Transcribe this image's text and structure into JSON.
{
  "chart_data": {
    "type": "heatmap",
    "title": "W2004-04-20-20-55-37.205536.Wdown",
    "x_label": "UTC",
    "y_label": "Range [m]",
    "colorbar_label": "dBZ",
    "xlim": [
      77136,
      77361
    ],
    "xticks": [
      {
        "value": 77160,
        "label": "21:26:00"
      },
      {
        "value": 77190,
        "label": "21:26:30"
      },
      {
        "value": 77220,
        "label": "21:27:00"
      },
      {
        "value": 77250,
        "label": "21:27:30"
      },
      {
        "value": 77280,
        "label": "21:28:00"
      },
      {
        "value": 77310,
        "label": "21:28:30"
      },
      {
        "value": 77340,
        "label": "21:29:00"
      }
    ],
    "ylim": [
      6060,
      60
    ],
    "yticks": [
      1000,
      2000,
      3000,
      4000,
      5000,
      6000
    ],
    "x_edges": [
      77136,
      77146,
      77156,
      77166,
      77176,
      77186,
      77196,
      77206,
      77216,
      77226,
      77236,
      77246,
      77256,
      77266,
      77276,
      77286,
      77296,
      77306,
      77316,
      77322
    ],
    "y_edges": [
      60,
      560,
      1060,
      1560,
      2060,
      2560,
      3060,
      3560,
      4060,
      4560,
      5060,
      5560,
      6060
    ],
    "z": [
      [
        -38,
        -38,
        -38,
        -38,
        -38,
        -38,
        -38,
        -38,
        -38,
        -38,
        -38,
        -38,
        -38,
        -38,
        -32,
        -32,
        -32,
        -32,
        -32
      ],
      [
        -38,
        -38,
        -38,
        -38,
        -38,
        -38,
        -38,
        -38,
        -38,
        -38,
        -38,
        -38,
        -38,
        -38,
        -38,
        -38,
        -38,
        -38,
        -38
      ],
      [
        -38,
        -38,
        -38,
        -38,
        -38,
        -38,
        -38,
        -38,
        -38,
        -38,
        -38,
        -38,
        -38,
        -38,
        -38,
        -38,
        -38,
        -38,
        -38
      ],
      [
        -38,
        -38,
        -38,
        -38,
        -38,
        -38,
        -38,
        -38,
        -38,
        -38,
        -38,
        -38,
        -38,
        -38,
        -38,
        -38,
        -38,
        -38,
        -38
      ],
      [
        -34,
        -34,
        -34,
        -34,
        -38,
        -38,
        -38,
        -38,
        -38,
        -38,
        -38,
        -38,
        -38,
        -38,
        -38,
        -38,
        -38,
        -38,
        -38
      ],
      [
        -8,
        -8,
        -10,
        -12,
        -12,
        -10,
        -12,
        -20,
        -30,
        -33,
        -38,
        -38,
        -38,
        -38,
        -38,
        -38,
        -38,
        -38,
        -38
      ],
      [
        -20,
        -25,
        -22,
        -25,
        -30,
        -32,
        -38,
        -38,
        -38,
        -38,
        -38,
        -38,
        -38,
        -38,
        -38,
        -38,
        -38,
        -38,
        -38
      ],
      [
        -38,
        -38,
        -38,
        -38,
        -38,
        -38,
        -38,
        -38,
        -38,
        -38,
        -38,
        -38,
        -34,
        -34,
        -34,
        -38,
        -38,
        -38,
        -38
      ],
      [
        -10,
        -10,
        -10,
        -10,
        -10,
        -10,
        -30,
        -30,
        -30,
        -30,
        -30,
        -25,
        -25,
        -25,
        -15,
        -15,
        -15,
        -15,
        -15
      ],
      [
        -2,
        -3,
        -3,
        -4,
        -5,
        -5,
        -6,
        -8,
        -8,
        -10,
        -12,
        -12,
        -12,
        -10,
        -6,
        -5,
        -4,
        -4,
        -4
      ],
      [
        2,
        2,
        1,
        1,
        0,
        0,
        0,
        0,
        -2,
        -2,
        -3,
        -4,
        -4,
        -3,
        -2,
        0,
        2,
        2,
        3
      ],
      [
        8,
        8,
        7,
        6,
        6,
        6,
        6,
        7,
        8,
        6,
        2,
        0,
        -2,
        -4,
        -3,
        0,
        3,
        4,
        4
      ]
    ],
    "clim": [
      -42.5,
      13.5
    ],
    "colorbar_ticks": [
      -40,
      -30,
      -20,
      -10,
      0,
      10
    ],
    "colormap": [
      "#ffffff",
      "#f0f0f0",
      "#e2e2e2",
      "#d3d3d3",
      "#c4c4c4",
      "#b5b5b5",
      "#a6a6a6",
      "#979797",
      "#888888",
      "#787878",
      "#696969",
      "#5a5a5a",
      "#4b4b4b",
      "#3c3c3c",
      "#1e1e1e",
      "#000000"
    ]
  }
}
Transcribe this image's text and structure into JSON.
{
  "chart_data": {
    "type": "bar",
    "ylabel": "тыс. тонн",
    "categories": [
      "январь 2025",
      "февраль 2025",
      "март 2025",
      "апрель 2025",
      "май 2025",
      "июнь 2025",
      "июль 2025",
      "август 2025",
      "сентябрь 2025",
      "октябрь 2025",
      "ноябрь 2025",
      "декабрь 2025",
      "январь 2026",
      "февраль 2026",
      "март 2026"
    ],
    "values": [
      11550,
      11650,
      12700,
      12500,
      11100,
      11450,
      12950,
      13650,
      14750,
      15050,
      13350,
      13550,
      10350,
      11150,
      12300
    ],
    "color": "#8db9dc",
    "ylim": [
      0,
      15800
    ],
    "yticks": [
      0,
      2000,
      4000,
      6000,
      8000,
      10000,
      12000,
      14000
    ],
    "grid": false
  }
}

_ _ _

▶ What the task requires
Reproduce the material above exactly; please quote every line of it.

▶ Task output
Transcribe this image's text and structure into JSON.
{
  "chart_data": {
    "type": "heatmap",
    "title": "W2004-04-20-20-55-37.205536.Wdown",
    "x_label": "UTC",
    "y_label": "Range [m]",
    "colorbar_label": "dBZ",
    "xlim": [
      77136,
      77361
    ],
    "xticks": [
      {
        "value": 77160,
        "label": "21:26:00"
      },
      {
        "value": 77190,
        "label": "21:26:30"
      },
      {
        "value": 77220,
        "label": "21:27:00"
      },
      {
        "value": 77250,
        "label": "21:27:30"
      },
      {
        "value": 77280,
        "label": "21:28:00"
      },
      {
        "value": 77310,
        "label": "21:28:30"
      },
      {
        "value": 77340,
        "label": "21:29:00"
      }
    ],
    "ylim": [
      6060,
      60
    ],
    "yticks": [
      1000,
      2000,
      3000,
      4000,
      5000,
      6000
    ],
    "x_edges": [
      77136,
      77146,
      77156,
      77166,
      77176,
      77186,
      77196,
      77206,
      77216,
      77226,
      77236,
      77246,
      77256,
      77266,
      77276,
      77286,
      77296,
      77306,
      77316,
      77322
    ],
    "y_edges": [
      60,
      560,
      1060,
      1560,
      2060,
      2560,
      3060,
      3560,
      4060,
      4560,
      5060,
      5560,
      6060
    ],
    "z": [
      [
        -38,
        -38,
        -38,
        -38,
        -38,
        -38,
        -38,
        -38,
        -38,
        -38,
        -38,
        -38,
        -38,
        -38,
        -32,
        -32,
        -32,
        -32,
        -32
      ],
      [
        -38,
        -38,
        -38,
        -38,
        -38,
        -38,
        -38,
        -38,
        -38,
        -38,
        -38,
        -38,
        -38,
        -38,
        -38,
        -38,
        -38,
        -38,
        -38
      ],
      [
        -38,
        -38,
        -38,
        -38,
        -38,
        -38,
        -38,
        -38,
        -38,
        -38,
        -38,
        -38,
        -38,
        -38,
        -38,
        -38,
        -38,
        -38,
        -38
      ],
      [
        -38,
        -38,
        -38,
        -38,
        -38,
        -38,
        -38,
        -38,
        -38,
        -38,
        -38,
        -38,
        -38,
        -38,
        -38,
        -38,
        -38,
        -38,
        -38
      ],
      [
        -34,
        -34,
        -34,
        -34,
        -38,
        -38,
        -38,
        -38,
        -38,
        -38,
        -38,
        -38,
        -38,
        -38,
        -38,
        -38,
        -38,
        -38,
        -38
      ],
      [
        -8,
        -8,
        -10,
        -12,
        -12,
        -10,
        -12,
        -20,
        -30,
        -33,
        -38,
        -38,
        -38,
        -38,
        -38,
        -38,
        -38,
        -38,
        -38
      ],
      [
        -20,
        -25,
        -22,
        -25,
        -30,
        -32,
        -38,
        -38,
        -38,
        -38,
        -38,
        -38,
        -38,
        -38,
        -38,
        -38,
        -38,
        -38,
        -38
      ],
      [
        -38,
        -38,
        -38,
        -38,
        -38,
        -38,
        -38,
        -38,
        -38,
        -38,
        -38,
        -38,
        -34,
        -34,
        -34,
        -38,
        -38,
        -38,
        -38
      ],
      [
        -10,
        -10,
        -10,
        -10,
        -10,
        -10,
        -30,
        -30,
        -30,
        -30,
        -30,
        -25,
        -25,
        -25,
        -15,
        -15,
        -15,
        -15,
        -15
      ],
      [
        -2,
        -3,
        -3,
        -4,
        -5,
        -5,
        -6,
        -8,
        -8,
        -10,
        -12,
        -12,
        -12,
        -10,
        -6,
        -5,
        -4,
        -4,
        -4
      ],
      [
        2,
        2,
        1,
        1,
        0,
        0,
        0,
        0,
        -2,
        -2,
        -3,
        -4,
        -4,
        -3,
        -2,
        0,
        2,
        2,
        3
      ],
      [
        8,
        8,
        7,
        6,
        6,
        6,
        6,
        7,
        8,
        6,
        2,
        0,
        -2,
        -4,
        -3,
        0,
        3,
        4,
        4
      ]
    ],
    "clim": [
      -42.5,
      13.5
    ],
    "colorbar_ticks": [
      -40,
      -30,
      -20,
      -10,
      0,
      10
    ],
    "colormap": [
      "#ffffff",
      "#f0f0f0",
      "#e2e2e2",
      "#d3d3d3",
      "#c4c4c4",
      "#b5b5b5",
      "#a6a6a6",
      "#979797",
      "#888888",
      "#787878",
      "#696969",
      "#5a5a5a",
      "#4b4b4b",
      "#3c3c3c",
      "#1e1e1e",
      "#000000"
    ]
  }
}
Transcribe this image's text and structure into JSON.
{
  "chart_data": {
    "type": "bar",
    "ylabel": "тыс. тонн",
    "categories": [
      "январь 2025",
      "февраль 2025",
      "март 2025",
      "апрель 2025",
      "май 2025",
      "июнь 2025",
      "июль 2025",
      "август 2025",
      "сентябрь 2025",
      "октябрь 2025",
      "ноябрь 2025",
      "декабрь 2025",
      "январь 2026",
      "февраль 2026",
      "март 2026"
    ],
    "values": [
      11550,
      11650,
      12700,
      12500,
      11100,
      11450,
      12950,
      13650,
      14750,
      15050,
      13350,
      13550,
      10350,
      11150,
      12300
    ],
    "color": "#8db9dc",
    "ylim": [
      0,
      15800
    ],
    "yticks": [
      0,
      2000,
      4000,
      6000,
      8000,
      10000,
      12000,
      14000
    ],
    "grid": false
  }
}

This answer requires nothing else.